• WORK INSTRUCTIONS: Reproduce the listing below verbatim.

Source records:
▶
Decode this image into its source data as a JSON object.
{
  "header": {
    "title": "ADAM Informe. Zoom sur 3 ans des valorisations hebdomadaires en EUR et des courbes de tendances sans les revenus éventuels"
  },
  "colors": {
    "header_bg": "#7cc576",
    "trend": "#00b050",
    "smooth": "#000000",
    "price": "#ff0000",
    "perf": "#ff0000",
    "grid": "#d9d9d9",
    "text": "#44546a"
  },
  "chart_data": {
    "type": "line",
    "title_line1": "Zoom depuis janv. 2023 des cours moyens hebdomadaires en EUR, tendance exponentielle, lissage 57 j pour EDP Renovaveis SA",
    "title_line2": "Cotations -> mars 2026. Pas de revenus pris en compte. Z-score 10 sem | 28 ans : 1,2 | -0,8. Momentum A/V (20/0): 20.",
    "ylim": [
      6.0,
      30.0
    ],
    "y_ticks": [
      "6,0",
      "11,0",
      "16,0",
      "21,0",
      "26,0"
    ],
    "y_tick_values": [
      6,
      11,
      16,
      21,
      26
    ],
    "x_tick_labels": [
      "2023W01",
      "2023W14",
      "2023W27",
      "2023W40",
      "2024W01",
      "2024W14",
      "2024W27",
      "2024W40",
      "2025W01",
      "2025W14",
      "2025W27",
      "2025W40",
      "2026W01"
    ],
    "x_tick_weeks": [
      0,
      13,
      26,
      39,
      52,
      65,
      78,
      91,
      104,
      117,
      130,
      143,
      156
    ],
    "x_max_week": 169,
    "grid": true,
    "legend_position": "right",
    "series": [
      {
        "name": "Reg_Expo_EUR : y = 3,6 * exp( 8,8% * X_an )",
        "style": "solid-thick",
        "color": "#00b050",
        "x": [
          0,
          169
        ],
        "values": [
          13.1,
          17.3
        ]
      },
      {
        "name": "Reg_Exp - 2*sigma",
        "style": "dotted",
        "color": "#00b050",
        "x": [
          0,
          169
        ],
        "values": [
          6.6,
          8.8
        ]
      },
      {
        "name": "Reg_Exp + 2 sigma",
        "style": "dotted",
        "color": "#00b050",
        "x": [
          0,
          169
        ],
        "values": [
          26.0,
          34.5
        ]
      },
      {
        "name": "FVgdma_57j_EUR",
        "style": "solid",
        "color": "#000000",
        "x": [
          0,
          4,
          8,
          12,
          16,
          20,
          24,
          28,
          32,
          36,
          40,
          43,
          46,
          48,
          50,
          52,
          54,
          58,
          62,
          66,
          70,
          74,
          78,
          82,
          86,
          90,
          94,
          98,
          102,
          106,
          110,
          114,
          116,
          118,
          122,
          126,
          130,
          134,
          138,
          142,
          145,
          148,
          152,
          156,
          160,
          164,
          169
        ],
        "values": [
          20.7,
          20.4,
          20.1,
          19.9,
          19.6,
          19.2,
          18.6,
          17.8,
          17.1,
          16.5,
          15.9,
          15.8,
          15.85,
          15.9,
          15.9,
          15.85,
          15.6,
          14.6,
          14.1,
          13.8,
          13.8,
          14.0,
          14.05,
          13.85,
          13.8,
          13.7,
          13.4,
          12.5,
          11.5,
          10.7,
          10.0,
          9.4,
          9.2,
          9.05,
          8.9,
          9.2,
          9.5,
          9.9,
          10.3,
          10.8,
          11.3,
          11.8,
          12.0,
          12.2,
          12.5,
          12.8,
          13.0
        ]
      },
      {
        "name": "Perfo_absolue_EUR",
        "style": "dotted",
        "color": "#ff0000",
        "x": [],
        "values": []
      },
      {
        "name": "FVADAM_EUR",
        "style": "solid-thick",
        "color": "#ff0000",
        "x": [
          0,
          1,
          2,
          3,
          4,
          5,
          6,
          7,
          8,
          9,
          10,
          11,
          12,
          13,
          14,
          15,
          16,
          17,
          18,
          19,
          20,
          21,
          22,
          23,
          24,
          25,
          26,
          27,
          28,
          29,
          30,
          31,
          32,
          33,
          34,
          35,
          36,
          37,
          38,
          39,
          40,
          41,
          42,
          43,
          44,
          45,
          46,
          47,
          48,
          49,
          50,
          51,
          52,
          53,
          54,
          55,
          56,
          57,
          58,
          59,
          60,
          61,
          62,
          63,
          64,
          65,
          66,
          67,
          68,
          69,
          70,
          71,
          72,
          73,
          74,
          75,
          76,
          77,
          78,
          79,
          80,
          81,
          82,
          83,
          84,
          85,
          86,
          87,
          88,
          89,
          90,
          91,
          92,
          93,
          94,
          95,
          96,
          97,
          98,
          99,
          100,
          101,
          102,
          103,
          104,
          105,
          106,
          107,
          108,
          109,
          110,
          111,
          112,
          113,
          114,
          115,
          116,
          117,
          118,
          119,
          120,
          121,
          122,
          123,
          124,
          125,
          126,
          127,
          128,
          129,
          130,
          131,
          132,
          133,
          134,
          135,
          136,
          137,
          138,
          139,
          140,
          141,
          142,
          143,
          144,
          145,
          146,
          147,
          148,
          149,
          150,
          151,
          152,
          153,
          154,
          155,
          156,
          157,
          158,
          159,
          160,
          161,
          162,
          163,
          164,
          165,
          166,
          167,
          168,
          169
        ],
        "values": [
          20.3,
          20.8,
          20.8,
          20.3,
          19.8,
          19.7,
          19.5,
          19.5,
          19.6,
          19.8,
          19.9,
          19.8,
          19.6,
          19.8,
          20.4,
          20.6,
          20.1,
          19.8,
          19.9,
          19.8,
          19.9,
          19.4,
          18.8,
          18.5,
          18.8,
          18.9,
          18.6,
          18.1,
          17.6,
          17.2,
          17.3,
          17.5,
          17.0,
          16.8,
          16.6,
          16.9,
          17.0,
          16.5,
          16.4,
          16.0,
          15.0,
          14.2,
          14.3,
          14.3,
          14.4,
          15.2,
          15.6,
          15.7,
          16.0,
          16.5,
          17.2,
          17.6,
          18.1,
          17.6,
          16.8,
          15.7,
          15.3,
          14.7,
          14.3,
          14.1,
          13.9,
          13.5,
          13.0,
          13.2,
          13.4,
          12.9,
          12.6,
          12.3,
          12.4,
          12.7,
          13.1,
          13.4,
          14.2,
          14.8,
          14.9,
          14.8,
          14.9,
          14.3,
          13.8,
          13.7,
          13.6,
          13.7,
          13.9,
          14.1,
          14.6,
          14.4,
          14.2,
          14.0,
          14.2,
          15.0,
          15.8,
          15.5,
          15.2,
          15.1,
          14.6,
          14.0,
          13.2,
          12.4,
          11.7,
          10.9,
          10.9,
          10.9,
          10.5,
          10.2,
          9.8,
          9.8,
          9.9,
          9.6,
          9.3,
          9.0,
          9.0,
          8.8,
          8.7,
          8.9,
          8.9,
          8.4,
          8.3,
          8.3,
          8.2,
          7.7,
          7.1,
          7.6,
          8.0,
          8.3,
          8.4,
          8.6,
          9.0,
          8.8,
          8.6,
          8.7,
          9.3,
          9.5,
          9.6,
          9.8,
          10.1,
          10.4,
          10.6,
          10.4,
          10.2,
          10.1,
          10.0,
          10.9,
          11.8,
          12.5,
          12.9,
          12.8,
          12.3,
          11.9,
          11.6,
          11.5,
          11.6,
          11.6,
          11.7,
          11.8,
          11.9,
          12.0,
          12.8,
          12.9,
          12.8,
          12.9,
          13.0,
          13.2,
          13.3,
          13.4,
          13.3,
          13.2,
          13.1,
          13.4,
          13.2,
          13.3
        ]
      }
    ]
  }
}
◀
• CORRECT ANSWER:
Decode this image into its source data as a JSON object.
{
  "header": {
    "title": "ADAM Informe. Zoom sur 3 ans des valorisations hebdomadaires en EUR et des courbes de tendances sans les revenus éventuels"
  },
  "colors": {
    "header_bg": "#7cc576",
    "trend": "#00b050",
    "smooth": "#000000",
    "price": "#ff0000",
    "perf": "#ff0000",
    "grid": "#d9d9d9",
    "text": "#44546a"
  },
  "chart_data": {
    "type": "line",
    "title_line1": "Zoom depuis janv. 2023 des cours moyens hebdomadaires en EUR, tendance exponentielle, lissage 57 j pour EDP Renovaveis SA",
    "title_line2": "Cotations -> mars 2026. Pas de revenus pris en compte. Z-score 10 sem | 28 ans : 1,2 | -0,8. Momentum A/V (20/0): 20.",
    "ylim": [
      6.0,
      30.0
    ],
    "y_ticks": [
      "6,0",
      "11,0",
      "16,0",
      "21,0",
      "26,0"
    ],
    "y_tick_values": [
      6,
      11,
      16,
      21,
      26
    ],
    "x_tick_labels": [
      "2023W01",
      "2023W14",
      "2023W27",
      "2023W40",
      "2024W01",
      "2024W14",
      "2024W27",
      "2024W40",
      "2025W01",
      "2025W14",
      "2025W27",
      "2025W40",
      "2026W01"
    ],
    "x_tick_weeks": [
      0,
      13,
      26,
      39,
      52,
      65,
      78,
      91,
      104,
      117,
      130,
      143,
      156
    ],
    "x_max_week": 169,
    "grid": true,
    "legend_position": "right",
    "series": [
      {
        "name": "Reg_Expo_EUR : y = 3,6 * exp( 8,8% * X_an )",
        "style": "solid-thick",
        "color": "#00b050",
        "x": [
          0,
          169
        ],
        "values": [
          13.1,
          17.3
        ]
      },
      {
        "name": "Reg_Exp - 2*sigma",
        "style": "dotted",
        "color": "#00b050",
        "x": [
          0,
          169
        ],
        "values": [
          6.6,
          8.8
        ]
      },
      {
        "name": "Reg_Exp + 2 sigma",
        "style": "dotted",
        "color": "#00b050",
        "x": [
          0,
          169
        ],
        "values": [
          26.0,
          34.5
        ]
      },
      {
        "name": "FVgdma_57j_EUR",
        "style": "solid",
        "color": "#000000",
        "x": [
          0,
          4,
          8,
          12,
          16,
          20,
          24,
          28,
          32,
          36,
          40,
          43,
          46,
          48,
          50,
          52,
          54,
          58,
          62,
          66,
          70,
          74,
          78,
          82,
          86,
          90,
          94,
          98,
          102,
          106,
          110,
          114,
          116,
          118,
          122,
          126,
          130,
          134,
          138,
          142,
          145,
          148,
          152,
          156,
          160,
          164,
          169
        ],
        "values": [
          20.7,
          20.4,
          20.1,
          19.9,
          19.6,
          19.2,
          18.6,
          17.8,
          17.1,
          16.5,
          15.9,
          15.8,
          15.85,
          15.9,
          15.9,
          15.85,
          15.6,
          14.6,
          14.1,
          13.8,
          13.8,
          14.0,
          14.05,
          13.85,
          13.8,
          13.7,
          13.4,
          12.5,
          11.5,
          10.7,
          10.0,
          9.4,
          9.2,
          9.05,
          8.9,
          9.2,
          9.5,
          9.9,
          10.3,
          10.8,
          11.3,
          11.8,
          12.0,
          12.2,
          12.5,
          12.8,
          13.0
        ]
      },
      {
        "name": "Perfo_absolue_EUR",
        "style": "dotted",
        "color": "#ff0000",
        "x": [],
        "values": []
      },
      {
        "name": "FVADAM_EUR",
        "style": "solid-thick",
        "color": "#ff0000",
        "x": [
          0,
          1,
          2,
          3,
          4,
          5,
          6,
          7,
          8,
          9,
          10,
          11,
          12,
          13,
          14,
          15,
          16,
          17,
          18,
          19,
          20,
          21,
          22,
          23,
          24,
          25,
          26,
          27,
          28,
          29,
          30,
          31,
          32,
          33,
          34,
          35,
          36,
          37,
          38,
          39,
          40,
          41,
          42,
          43,
          44,
          45,
          46,
          47,
          48,
          49,
          50,
          51,
          52,
          53,
          54,
          55,
          56,
          57,
          58,
          59,
          60,
          61,
          62,
          63,
          64,
          65,
          66,
          67,
          68,
          69,
          70,
          71,
          72,
          73,
          74,
          75,
          76,
          77,
          78,
          79,
          80,
          81,
          82,
          83,
          84,
          85,
          86,
          87,
          88,
          89,
          90,
          91,
          92,
          93,
          94,
          95,
          96,
          97,
          98,
          99,
          100,
          101,
          102,
          103,
          104,
          105,
          106,
          107,
          108,
          109,
          110,
          111,
          112,
          113,
          114,
          115,
          116,
          117,
          118,
          119,
          120,
          121,
          122,
          123,
          124,
          125,
          126,
          127,
          128,
          129,
          130,
          131,
          132,
          133,
          134,
          135,
          136,
          137,
          138,
          139,
          140,
          141,
          142,
          143,
          144,
          145,
          146,
          147,
          148,
          149,
          150,
          151,
          152,
          153,
          154,
          155,
          156,
          157,
          158,
          159,
          160,
          161,
          162,
          163,
          164,
          165,
          166,
          167,
          168,
          169
        ],
        "values": [
          20.3,
          20.8,
          20.8,
          20.3,
          19.8,
          19.7,
          19.5,
          19.5,
          19.6,
          19.8,
          19.9,
          19.8,
          19.6,
          19.8,
          20.4,
          20.6,
          20.1,
          19.8,
          19.9,
          19.8,
          19.9,
          19.4,
          18.8,
          18.5,
          18.8,
          18.9,
          18.6,
          18.1,
          17.6,
          17.2,
          17.3,
          17.5,
          17.0,
          16.8,
          16.6,
          16.9,
          17.0,
          16.5,
          16.4,
          16.0,
          15.0,
          14.2,
          14.3,
          14.3,
          14.4,
          15.2,
          15.6,
          15.7,
          16.0,
          16.5,
          17.2,
          17.6,
          18.1,
          17.6,
          16.8,
          15.7,
          15.3,
          14.7,
          14.3,
          14.1,
          13.9,
          13.5,
          13.0,
          13.2,
          13.4,
          12.9,
          12.6,
          12.3,
          12.4,
          12.7,
          13.1,
          13.4,
          14.2,
          14.8,
          14.9,
          14.8,
          14.9,
          14.3,
          13.8,
          13.7,
          13.6,
          13.7,
          13.9,
          14.1,
          14.6,
          14.4,
          14.2,
          14.0,
          14.2,
          15.0,
          15.8,
          15.5,
          15.2,
          15.1,
          14.6,
          14.0,
          13.2,
          12.4,
          11.7,
          10.9,
          10.9,
          10.9,
          10.5,
          10.2,
          9.8,
          9.8,
          9.9,
          9.6,
          9.3,
          9.0,
          9.0,
          8.8,
          8.7,
          8.9,
          8.9,
          8.4,
          8.3,
          8.3,
          8.2,
          7.7,
          7.1,
          7.6,
          8.0,
          8.3,
          8.4,
          8.6,
          9.0,
          8.8,
          8.6,
          8.7,
          9.3,
          9.5,
          9.6,
          9.8,
          10.1,
          10.4,
          10.6,
          10.4,
          10.2,
          10.1,
          10.0,
          10.9,
          11.8,
          12.5,
          12.9,
          12.8,
          12.3,
          11.9,
          11.6,
          11.5,
          11.6,
          11.6,
          11.7,
          11.8,
          11.9,
          12.0,
          12.8,
          12.9,
          12.8,
          12.9,
          13.0,
          13.2,
          13.3,
          13.4,
          13.3,
          13.2,
          13.1,
          13.4,
          13.2,
          13.3
        ]
      }
    ]
  }
}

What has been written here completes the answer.